● Requests
A – In the essay "Rocket Science," how many years had passed since the author's last formal job interview?
B – In the essay "Rocket Science," reproduce the part that opens with the words containing "Rocket Science" and closes with "to play the game.", replacing "lesson plan" with "seating chart".

● Extract provided

Begin

Rocket Science

Photo by Jenifer Corrêa/Flickr
Photo by Jenifer Corrêa/Flickr

By Kate Haas

They gazed at me impassively, the man and the woman, each carefully neutral face masking—or so I imagined—the boredom of the entrenched bureaucrat settling in for a fifth hour of substitute teacher interviews.

“You arrive at the classroom,” said the guy, reading from a paper in front of him. “You find a vaguely written lesson plan. There are no administrators around to help. No one in the main office at all. What do you do?”

It was an implausible scenario, containing a hole a second-grader could have spotted. I was not here to point that out, I reminded myself. I was not here to be a wise-ass. This was my first formal job interview in seventeen years. I was here to play the game.

•••

Back in the 1980s, yanked by divorce from the stay-at-home life she’d imagined would continue indefinitely, my mother took the first job she could find, writing jacket copy for a major evangelical publishing company. My sister and I snickered at the freebies she brought home from the office: Christian Archie comics; spiritual marriage advice; and our favorites, a series of YA novels by a guy who operated a ministry for teen prostitutes, each book titled with the name of a girl (Vicki, Lori, Traci), its plot detailing her sordid downward spiral from teenage rebellion to the streets, followed by an uplifting finale at the ministry’s safe house, and a tearfully repentant Lori (or Vicki or Traci) flinging herself into the arms of Jesus.

My mother was an agnostic whose crammed bookshelves reflected her highbrow literary tastes: Jane Austen, Henry James, The New Yorker. But the divorce settlement favored my father, a man with a sometimey attitude toward child support. So with kids to raise and bills to pay, Mom peeled from our VW’s bumper the sticker proclaiming the Moral Majority to be neither, pulled on her nylons, and went to work.

“A woman’s got to do what a woman’s got to do,” she used to tell my best friend Clare’s mother when they got together on weekends to drink cheap white wine and swap stories about their lawyers and no-good exes.

•••

“It’s not about how good you are,” Clare counseled a few days before my interview. Like me, my old friend had quit teaching years ago. She’d recently gotten back in. “It’s whether or not you can speak the lingo.”

I remembered the acronym-larded professional development sessions back in the day, mandatory powerpoint presentations aimed at tired teachers surreptitiously trying to grade papers and plan lessons while simulating dutiful attention to the flavor of the month in educational strategy.

“It’s way worse now, with all the Common Core,” Clare said. “Don’t get me started. But you remember: redirect, assessment, collaborative learning, ownership, SSR.”

“SSR—shoot, I forgot all about that.” (SSR, for the uninitiated, stands for Sustained Silent Reading. SSR is to regular old reading as “sanitation engineer” is to “janitor”: the same damn thing.)

“Don’t worry, sister, you know what you’re doing,” Clare said. “Just tell ’em what they want to hear. Play the game.”

•••

I quit teaching high school at the turn of the millennium to stay home with my baby. It was a choice I was able to make because my husband earned just enough to support the three of us. But there was another reason I quit my job: I didn’t have the passion. The great teachers had it. Walking past their classrooms, you heard the bustle, felt the energy. Those teachers shone, with a core of dedication that couldn’t be faked. Sure, they griped about the troublemakers. They rolled their eyes, recounting some mouthy tenth grader’s outrageous comment. But their voices—exasperated yet understanding—gave them away. They loved those troublemakers.

End

● Data section

Begin

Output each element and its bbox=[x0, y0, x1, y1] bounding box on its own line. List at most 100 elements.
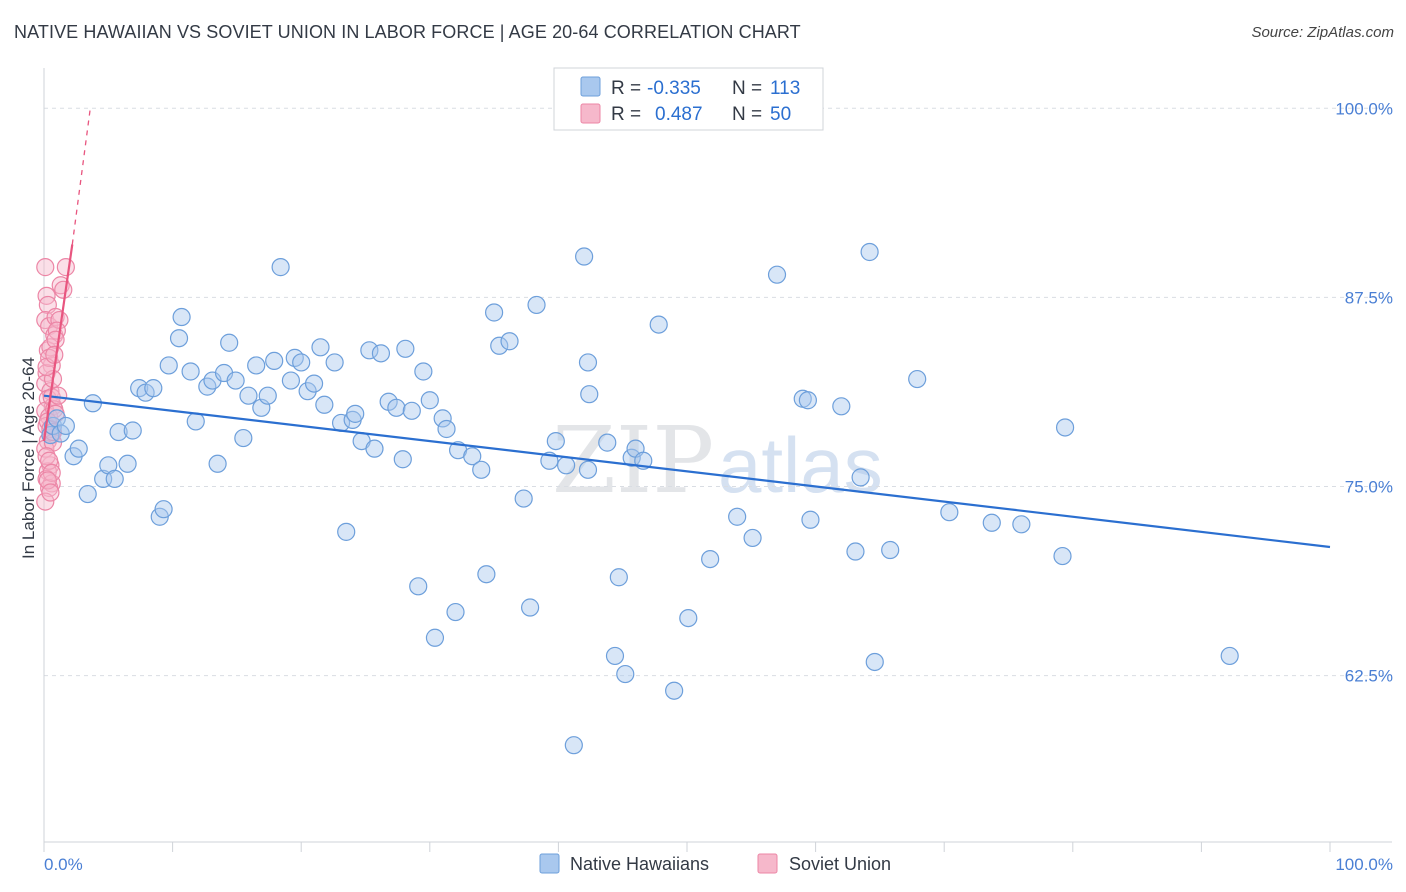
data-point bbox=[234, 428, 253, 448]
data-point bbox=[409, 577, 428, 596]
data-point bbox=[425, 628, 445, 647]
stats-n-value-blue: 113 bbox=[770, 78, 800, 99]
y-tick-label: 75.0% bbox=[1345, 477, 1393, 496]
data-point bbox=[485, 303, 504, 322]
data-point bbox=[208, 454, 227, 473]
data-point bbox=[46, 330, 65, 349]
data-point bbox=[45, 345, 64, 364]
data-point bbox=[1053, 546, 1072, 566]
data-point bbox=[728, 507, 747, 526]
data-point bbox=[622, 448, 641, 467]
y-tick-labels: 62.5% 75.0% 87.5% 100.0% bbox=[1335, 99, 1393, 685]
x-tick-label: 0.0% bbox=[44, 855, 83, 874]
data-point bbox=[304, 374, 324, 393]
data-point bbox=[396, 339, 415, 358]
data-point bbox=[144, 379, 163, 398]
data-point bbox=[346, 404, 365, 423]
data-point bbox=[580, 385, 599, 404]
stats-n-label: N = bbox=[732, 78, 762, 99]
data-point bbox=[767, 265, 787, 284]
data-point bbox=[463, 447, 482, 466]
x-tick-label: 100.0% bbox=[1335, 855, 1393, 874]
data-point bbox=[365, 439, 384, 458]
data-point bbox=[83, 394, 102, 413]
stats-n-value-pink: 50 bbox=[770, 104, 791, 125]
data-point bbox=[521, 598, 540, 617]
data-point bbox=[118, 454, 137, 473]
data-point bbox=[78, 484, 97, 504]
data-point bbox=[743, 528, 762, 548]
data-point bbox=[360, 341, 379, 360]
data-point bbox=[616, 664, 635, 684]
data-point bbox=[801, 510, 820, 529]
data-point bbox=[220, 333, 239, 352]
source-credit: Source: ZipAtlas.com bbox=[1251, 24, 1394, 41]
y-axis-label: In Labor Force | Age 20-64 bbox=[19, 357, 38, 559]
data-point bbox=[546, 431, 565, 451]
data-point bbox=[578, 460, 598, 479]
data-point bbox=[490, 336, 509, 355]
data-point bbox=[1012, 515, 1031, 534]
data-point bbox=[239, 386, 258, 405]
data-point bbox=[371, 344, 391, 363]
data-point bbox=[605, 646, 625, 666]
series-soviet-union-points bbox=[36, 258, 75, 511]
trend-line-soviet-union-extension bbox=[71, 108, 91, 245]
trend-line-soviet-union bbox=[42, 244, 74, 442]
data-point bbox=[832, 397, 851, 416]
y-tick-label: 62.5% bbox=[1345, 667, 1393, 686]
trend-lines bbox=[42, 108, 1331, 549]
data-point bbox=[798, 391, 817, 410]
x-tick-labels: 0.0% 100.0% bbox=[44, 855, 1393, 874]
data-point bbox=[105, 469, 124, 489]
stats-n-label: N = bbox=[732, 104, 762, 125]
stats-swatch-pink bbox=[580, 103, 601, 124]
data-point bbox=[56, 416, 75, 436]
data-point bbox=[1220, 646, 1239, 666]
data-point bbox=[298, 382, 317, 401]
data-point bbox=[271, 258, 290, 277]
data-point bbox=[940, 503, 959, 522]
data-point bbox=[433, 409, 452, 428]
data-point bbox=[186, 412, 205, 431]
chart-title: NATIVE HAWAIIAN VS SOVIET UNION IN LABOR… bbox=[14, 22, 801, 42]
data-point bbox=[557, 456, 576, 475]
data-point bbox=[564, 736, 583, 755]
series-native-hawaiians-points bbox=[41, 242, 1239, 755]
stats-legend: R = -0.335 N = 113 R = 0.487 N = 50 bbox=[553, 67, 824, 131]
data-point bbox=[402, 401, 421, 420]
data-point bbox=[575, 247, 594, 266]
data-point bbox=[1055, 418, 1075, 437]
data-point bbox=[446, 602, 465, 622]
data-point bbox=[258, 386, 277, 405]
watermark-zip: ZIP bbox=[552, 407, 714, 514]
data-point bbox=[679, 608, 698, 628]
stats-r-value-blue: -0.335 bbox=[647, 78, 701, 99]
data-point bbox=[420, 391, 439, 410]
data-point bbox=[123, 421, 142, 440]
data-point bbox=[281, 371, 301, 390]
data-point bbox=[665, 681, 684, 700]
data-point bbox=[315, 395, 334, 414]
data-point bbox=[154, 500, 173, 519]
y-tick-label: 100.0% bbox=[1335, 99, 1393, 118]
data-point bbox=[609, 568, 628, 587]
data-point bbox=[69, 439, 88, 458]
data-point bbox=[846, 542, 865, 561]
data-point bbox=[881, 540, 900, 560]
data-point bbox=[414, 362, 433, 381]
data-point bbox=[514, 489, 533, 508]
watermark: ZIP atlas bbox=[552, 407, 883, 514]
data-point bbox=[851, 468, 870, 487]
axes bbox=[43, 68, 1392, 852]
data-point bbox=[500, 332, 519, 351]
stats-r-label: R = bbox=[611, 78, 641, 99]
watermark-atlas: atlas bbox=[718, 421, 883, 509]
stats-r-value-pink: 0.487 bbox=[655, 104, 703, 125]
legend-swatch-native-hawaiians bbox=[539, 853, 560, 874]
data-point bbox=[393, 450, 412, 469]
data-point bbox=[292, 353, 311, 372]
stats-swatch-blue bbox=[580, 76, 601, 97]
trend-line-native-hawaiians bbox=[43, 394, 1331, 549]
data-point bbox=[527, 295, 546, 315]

End
Begin

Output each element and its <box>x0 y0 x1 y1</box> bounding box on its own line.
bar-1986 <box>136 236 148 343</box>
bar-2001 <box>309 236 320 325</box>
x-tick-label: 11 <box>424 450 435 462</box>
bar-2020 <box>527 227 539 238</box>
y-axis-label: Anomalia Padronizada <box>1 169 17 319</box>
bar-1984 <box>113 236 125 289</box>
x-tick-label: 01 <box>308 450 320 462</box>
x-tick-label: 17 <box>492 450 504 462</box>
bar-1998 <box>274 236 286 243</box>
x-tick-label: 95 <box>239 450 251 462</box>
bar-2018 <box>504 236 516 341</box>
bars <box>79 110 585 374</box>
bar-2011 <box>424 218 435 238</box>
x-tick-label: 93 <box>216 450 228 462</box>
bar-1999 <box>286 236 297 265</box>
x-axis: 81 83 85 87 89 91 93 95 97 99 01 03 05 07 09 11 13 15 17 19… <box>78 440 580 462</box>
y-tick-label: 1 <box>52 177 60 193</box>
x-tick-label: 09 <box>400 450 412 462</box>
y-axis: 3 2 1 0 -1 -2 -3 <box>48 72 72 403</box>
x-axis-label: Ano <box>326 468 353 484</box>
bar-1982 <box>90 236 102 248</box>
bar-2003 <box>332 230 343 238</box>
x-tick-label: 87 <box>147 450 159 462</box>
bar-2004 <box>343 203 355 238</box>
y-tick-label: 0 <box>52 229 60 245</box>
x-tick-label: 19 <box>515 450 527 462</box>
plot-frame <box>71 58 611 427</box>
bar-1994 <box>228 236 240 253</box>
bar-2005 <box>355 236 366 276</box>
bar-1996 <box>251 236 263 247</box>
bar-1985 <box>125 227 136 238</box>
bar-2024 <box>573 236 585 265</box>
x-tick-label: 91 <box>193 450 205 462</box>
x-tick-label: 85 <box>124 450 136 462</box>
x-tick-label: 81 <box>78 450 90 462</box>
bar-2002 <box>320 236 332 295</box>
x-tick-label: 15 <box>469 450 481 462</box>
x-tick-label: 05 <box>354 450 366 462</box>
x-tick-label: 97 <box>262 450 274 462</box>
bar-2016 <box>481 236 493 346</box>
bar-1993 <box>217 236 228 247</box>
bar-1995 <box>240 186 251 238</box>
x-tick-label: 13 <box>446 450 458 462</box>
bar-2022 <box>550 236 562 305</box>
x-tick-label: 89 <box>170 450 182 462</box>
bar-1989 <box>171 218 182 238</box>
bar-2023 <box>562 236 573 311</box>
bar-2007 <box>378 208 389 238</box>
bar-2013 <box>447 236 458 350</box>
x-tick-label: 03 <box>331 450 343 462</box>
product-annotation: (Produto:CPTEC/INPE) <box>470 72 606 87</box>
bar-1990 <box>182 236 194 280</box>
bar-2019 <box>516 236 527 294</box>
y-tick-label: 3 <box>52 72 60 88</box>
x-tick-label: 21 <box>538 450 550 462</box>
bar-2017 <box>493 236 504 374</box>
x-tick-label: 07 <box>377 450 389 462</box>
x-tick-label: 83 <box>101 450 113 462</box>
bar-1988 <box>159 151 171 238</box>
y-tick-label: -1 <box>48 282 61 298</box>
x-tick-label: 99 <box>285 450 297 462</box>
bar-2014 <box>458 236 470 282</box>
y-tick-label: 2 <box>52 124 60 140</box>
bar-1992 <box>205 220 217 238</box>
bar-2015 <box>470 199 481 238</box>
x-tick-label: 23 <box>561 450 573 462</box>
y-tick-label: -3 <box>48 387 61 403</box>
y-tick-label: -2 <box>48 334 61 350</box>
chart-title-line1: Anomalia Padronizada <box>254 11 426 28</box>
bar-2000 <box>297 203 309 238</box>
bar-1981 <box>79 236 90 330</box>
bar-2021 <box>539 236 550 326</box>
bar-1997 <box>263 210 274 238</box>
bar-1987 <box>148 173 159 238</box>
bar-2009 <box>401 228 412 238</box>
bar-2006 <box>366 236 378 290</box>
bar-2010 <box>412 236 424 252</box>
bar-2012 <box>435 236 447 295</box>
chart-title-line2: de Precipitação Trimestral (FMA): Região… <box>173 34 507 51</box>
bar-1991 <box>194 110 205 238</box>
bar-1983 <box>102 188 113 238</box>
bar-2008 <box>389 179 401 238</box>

End

● Solutions in order
A – Seventeen years.

B –
Rocket Science

Photo by Jenifer Corrêa/Flickr
Photo by Jenifer Corrêa/Flickr

By Kate Haas

They gazed at me impassively, the man and the woman, each carefully neutral face masking—or so I imagined—the boredom of the entrenched bureaucrat settling in for a fifth hour of substitute teacher interviews.

“You arrive at the classroom,” said the guy, reading from a paper in front of him. “You find a vaguely written seating chart. There are no administrators around to help. No one in the main office at all. What do you do?”

It was an implausible scenario, containing a hole a second-grader could have spotted. I was not here to point that out, I reminded myself. I was not here to be a wise-ass. This was my first formal job interview in seventeen years. I was here to play the game.